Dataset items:

▬▬▬

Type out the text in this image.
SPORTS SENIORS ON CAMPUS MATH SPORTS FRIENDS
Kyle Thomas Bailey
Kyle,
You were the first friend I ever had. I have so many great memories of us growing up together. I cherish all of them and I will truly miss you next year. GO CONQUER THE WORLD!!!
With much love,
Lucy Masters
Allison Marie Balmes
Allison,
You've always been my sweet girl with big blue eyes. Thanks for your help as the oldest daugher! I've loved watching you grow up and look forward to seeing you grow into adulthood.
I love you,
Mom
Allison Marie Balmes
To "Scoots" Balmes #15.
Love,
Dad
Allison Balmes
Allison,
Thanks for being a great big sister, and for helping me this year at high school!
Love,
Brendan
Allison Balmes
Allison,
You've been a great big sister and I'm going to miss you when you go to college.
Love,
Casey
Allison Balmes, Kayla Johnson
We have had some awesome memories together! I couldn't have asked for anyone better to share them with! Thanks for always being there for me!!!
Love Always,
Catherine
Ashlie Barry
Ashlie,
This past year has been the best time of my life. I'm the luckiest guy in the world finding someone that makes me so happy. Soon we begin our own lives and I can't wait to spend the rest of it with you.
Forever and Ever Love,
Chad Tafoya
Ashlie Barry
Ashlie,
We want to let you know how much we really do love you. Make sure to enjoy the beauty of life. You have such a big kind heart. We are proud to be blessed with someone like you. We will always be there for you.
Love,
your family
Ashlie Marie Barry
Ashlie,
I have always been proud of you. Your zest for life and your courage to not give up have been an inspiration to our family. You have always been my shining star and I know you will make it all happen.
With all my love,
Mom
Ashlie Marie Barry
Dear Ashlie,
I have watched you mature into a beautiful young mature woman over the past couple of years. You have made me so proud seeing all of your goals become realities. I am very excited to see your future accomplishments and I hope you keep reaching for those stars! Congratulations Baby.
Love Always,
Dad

▬▬▬

**Set problem**
Identify and copy all lines with the word "together".

**Full solution**
You were the first friend I ever had. I have so many great memories of us growing up together. I cherish all of them and I will truly miss you next year. GO CONQUER THE WORLD!!!
We have had some awesome memories together! I couldn't have asked for anyone better to share them with! Thanks for always being there for me!!!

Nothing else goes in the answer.